Written task: Without the pictures, give the entries below again exactly as written.

Records:
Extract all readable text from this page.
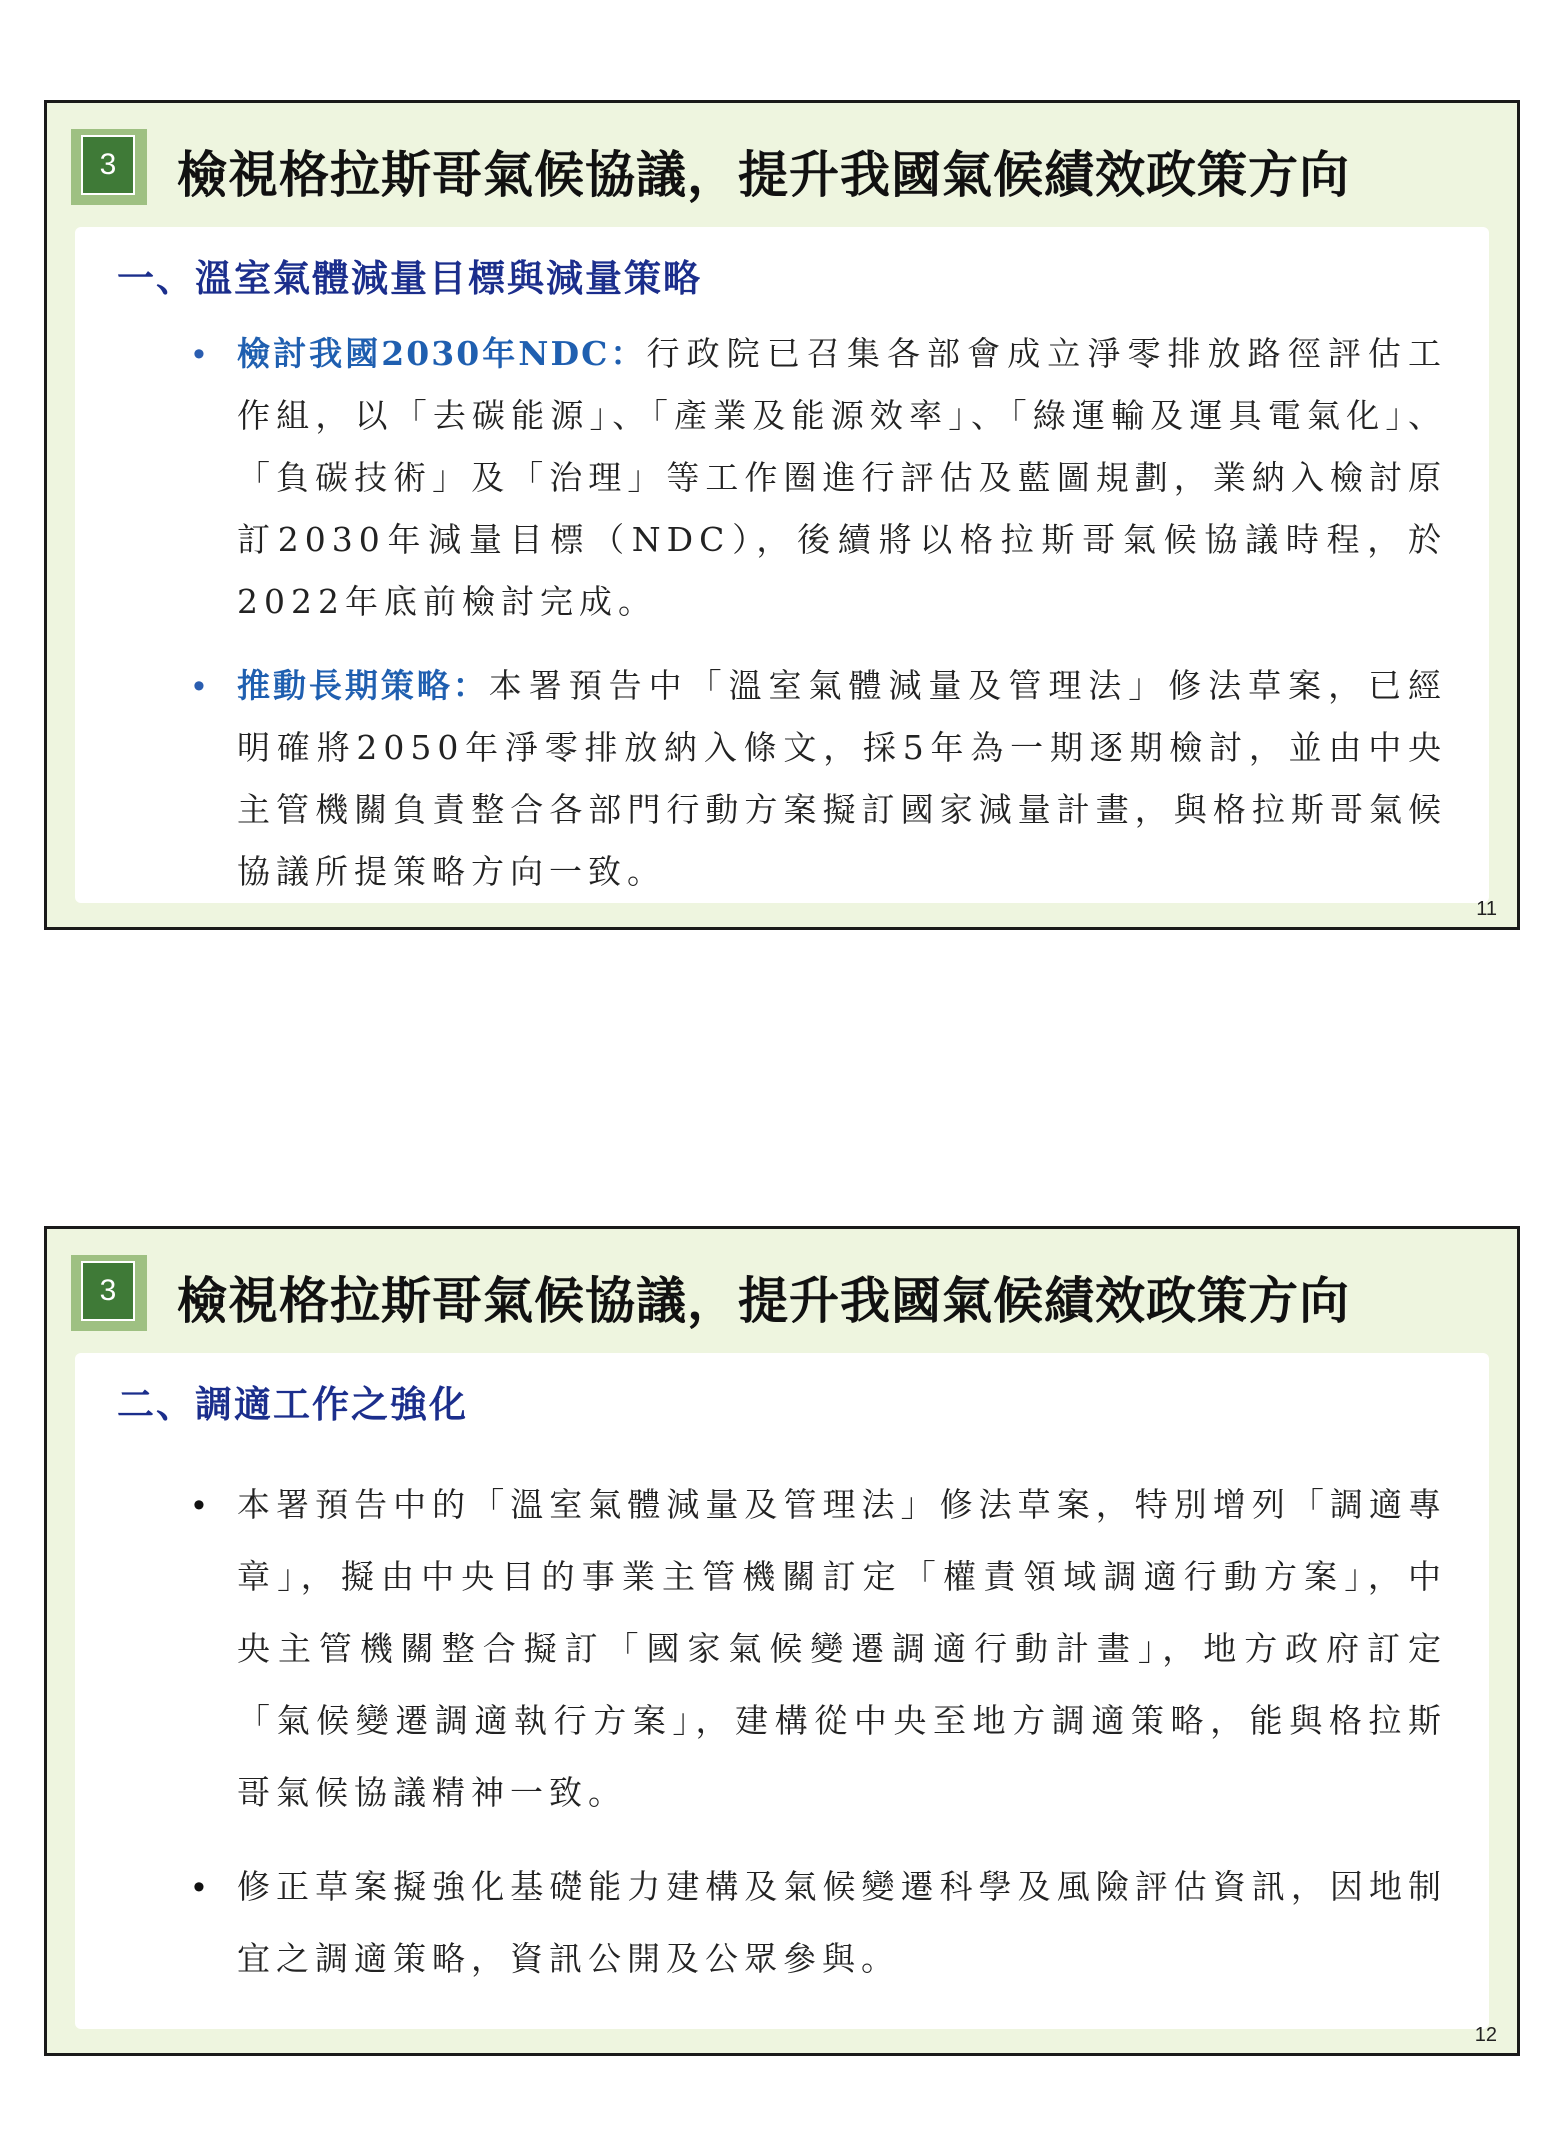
3	檢視格拉斯哥氣候協議，提升我國氣候績效政策方向
一、溫室氣體減量目標與減量策略
• 檢討我國2030年NDC：行政院已召集各部會成立淨零排放路徑評估工作組，以「去碳能源」、「產業及能源效率」、「綠運輸及運具電氣化」、「負碳技術」及「治理」等工作圈進行評估及藍圖規劃，業納入檢討原訂2030年減量目標（NDC），後續將以格拉斯哥氣候協議時程，於2022年底前檢討完成。
• 推動長期策略：本署預告中「溫室氣體減量及管理法」修法草案，已經明確將2050年淨零排放納入條文，採5年為一期逐期檢討，並由中央主管機關負責整合各部門行動方案擬訂國家減量計畫，與格拉斯哥氣候協議所提策略方向一致。
11
3	檢視格拉斯哥氣候協議，提升我國氣候績效政策方向
二、調適工作之強化
• 本署預告中的「溫室氣體減量及管理法」修法草案，特別增列「調適專章」，擬由中央目的事業主管機關訂定「權責領域調適行動方案」，中央主管機關整合擬訂「國家氣候變遷調適行動計畫」，地方政府訂定「氣候變遷調適執行方案」，建構從中央至地方調適策略，能與格拉斯哥氣候協議精神一致。
• 修正草案擬強化基礎能力建構及氣候變遷科學及風險評估資訊，因地制宜之調適策略，資訊公開及公眾參與。
12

Response to this exercise:
Extract all readable text from this page.
3	檢視格拉斯哥氣候協議，提升我國氣候績效政策方向
一、溫室氣體減量目標與減量策略
• 檢討我國2030年NDC：行政院已召集各部會成立淨零排放路徑評估工作組，以「去碳能源」、「產業及能源效率」、「綠運輸及運具電氣化」、「負碳技術」及「治理」等工作圈進行評估及藍圖規劃，業納入檢討原訂2030年減量目標（NDC），後續將以格拉斯哥氣候協議時程，於2022年底前檢討完成。
• 推動長期策略：本署預告中「溫室氣體減量及管理法」修法草案，已經明確將2050年淨零排放納入條文，採5年為一期逐期檢討，並由中央主管機關負責整合各部門行動方案擬訂國家減量計畫，與格拉斯哥氣候協議所提策略方向一致。
11
3	檢視格拉斯哥氣候協議，提升我國氣候績效政策方向
二、調適工作之強化
• 本署預告中的「溫室氣體減量及管理法」修法草案，特別增列「調適專章」，擬由中央目的事業主管機關訂定「權責領域調適行動方案」，中央主管機關整合擬訂「國家氣候變遷調適行動計畫」，地方政府訂定「氣候變遷調適執行方案」，建構從中央至地方調適策略，能與格拉斯哥氣候協議精神一致。
• 修正草案擬強化基礎能力建構及氣候變遷科學及風險評估資訊，因地制宜之調適策略，資訊公開及公眾參與。
12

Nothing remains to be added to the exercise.